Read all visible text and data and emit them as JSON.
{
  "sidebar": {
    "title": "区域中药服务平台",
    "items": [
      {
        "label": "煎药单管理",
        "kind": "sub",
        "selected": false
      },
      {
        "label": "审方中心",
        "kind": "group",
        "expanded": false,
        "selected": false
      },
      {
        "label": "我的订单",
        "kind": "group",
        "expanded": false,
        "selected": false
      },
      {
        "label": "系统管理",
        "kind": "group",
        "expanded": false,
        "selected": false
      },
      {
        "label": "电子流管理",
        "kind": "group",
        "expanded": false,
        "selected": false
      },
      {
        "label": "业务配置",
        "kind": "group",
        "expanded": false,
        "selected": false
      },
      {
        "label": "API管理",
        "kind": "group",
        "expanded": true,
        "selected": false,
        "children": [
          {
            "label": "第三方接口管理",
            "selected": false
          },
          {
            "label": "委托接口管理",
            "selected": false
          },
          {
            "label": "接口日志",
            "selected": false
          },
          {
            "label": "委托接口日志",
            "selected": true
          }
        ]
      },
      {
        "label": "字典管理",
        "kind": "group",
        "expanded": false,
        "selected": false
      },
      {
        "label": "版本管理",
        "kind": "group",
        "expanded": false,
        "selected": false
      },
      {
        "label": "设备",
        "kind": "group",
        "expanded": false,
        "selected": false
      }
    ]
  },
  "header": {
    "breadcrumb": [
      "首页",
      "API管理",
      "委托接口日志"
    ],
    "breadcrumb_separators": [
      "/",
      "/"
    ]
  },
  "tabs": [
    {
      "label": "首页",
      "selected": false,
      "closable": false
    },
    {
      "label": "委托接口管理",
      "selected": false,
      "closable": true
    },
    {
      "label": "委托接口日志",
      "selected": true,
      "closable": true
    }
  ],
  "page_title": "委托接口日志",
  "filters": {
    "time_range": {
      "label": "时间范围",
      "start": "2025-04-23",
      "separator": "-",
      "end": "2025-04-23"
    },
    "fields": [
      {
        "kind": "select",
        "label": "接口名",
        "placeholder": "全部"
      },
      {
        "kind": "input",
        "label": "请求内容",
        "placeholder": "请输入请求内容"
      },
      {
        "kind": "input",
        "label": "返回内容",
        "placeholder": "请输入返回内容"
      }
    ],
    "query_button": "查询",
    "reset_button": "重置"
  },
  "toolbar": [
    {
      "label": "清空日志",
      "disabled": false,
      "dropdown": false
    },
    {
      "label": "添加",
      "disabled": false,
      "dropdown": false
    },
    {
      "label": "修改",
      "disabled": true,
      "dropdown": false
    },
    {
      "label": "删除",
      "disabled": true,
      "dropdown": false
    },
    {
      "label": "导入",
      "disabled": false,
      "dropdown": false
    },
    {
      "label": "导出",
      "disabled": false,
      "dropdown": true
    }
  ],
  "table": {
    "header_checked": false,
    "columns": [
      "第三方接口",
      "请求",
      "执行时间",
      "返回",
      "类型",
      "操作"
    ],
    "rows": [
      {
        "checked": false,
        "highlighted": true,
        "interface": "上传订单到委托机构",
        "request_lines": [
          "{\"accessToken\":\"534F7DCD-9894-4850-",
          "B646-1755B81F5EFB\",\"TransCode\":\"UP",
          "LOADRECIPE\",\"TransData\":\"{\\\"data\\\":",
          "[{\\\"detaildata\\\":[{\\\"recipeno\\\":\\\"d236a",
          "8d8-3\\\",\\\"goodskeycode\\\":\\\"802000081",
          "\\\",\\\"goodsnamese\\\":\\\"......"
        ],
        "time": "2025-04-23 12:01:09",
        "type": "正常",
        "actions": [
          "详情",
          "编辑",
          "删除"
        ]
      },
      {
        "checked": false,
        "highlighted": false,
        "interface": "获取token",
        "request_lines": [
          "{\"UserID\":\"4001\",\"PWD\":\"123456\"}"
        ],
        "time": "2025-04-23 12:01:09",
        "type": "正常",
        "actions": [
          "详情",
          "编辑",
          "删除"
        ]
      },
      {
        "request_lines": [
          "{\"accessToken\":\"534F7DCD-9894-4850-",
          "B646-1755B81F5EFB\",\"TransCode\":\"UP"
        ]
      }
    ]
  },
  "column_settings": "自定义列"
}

----

### Stated exercise
Reproduce the data in full, exactly as presented.

### Complete response
Read all visible text and data and emit them as JSON.
{
  "sidebar": {
    "title": "区域中药服务平台",
    "items": [
      {
        "label": "煎药单管理",
        "kind": "sub",
        "selected": false
      },
      {
        "label": "审方中心",
        "kind": "group",
        "expanded": false,
        "selected": false
      },
      {
        "label": "我的订单",
        "kind": "group",
        "expanded": false,
        "selected": false
      },
      {
        "label": "系统管理",
        "kind": "group",
        "expanded": false,
        "selected": false
      },
      {
        "label": "电子流管理",
        "kind": "group",
        "expanded": false,
        "selected": false
      },
      {
        "label": "业务配置",
        "kind": "group",
        "expanded": false,
        "selected": false
      },
      {
        "label": "API管理",
        "kind": "group",
        "expanded": true,
        "selected": false,
        "children": [
          {
            "label": "第三方接口管理",
            "selected": false
          },
          {
            "label": "委托接口管理",
            "selected": false
          },
          {
            "label": "接口日志",
            "selected": false
          },
          {
            "label": "委托接口日志",
            "selected": true
          }
        ]
      },
      {
        "label": "字典管理",
        "kind": "group",
        "expanded": false,
        "selected": false
      },
      {
        "label": "版本管理",
        "kind": "group",
        "expanded": false,
        "selected": false
      },
      {
        "label": "设备",
        "kind": "group",
        "expanded": false,
        "selected": false
      }
    ]
  },
  "header": {
    "breadcrumb": [
      "首页",
      "API管理",
      "委托接口日志"
    ],
    "breadcrumb_separators": [
      "/",
      "/"
    ]
  },
  "tabs": [
    {
      "label": "首页",
      "selected": false,
      "closable": false
    },
    {
      "label": "委托接口管理",
      "selected": false,
      "closable": true
    },
    {
      "label": "委托接口日志",
      "selected": true,
      "closable": true
    }
  ],
  "page_title": "委托接口日志",
  "filters": {
    "time_range": {
      "label": "时间范围",
      "start": "2025-04-23",
      "separator": "-",
      "end": "2025-04-23"
    },
    "fields": [
      {
        "kind": "select",
        "label": "接口名",
        "placeholder": "全部"
      },
      {
        "kind": "input",
        "label": "请求内容",
        "placeholder": "请输入请求内容"
      },
      {
        "kind": "input",
        "label": "返回内容",
        "placeholder": "请输入返回内容"
      }
    ],
    "query_button": "查询",
    "reset_button": "重置"
  },
  "toolbar": [
    {
      "label": "清空日志",
      "disabled": false,
      "dropdown": false
    },
    {
      "label": "添加",
      "disabled": false,
      "dropdown": false
    },
    {
      "label": "修改",
      "disabled": true,
      "dropdown": false
    },
    {
      "label": "删除",
      "disabled": true,
      "dropdown": false
    },
    {
      "label": "导入",
      "disabled": false,
      "dropdown": false
    },
    {
      "label": "导出",
      "disabled": false,
      "dropdown": true
    }
  ],
  "table": {
    "header_checked": false,
    "columns": [
      "第三方接口",
      "请求",
      "执行时间",
      "返回",
      "类型",
      "操作"
    ],
    "rows": [
      {
        "checked": false,
        "highlighted": true,
        "interface": "上传订单到委托机构",
        "request_lines": [
          "{\"accessToken\":\"534F7DCD-9894-4850-",
          "B646-1755B81F5EFB\",\"TransCode\":\"UP",
          "LOADRECIPE\",\"TransData\":\"{\\\"data\\\":",
          "[{\\\"detaildata\\\":[{\\\"recipeno\\\":\\\"d236a",
          "8d8-3\\\",\\\"goodskeycode\\\":\\\"802000081",
          "\\\",\\\"goodsnamese\\\":\\\"......"
        ],
        "time": "2025-04-23 12:01:09",
        "type": "正常",
        "actions": [
          "详情",
          "编辑",
          "删除"
        ]
      },
      {
        "checked": false,
        "highlighted": false,
        "interface": "获取token",
        "request_lines": [
          "{\"UserID\":\"4001\",\"PWD\":\"123456\"}"
        ],
        "time": "2025-04-23 12:01:09",
        "type": "正常",
        "actions": [
          "详情",
          "编辑",
          "删除"
        ]
      },
      {
        "request_lines": [
          "{\"accessToken\":\"534F7DCD-9894-4850-",
          "B646-1755B81F5EFB\",\"TransCode\":\"UP"
        ]
      }
    ]
  },
  "column_settings": "自定义列"
}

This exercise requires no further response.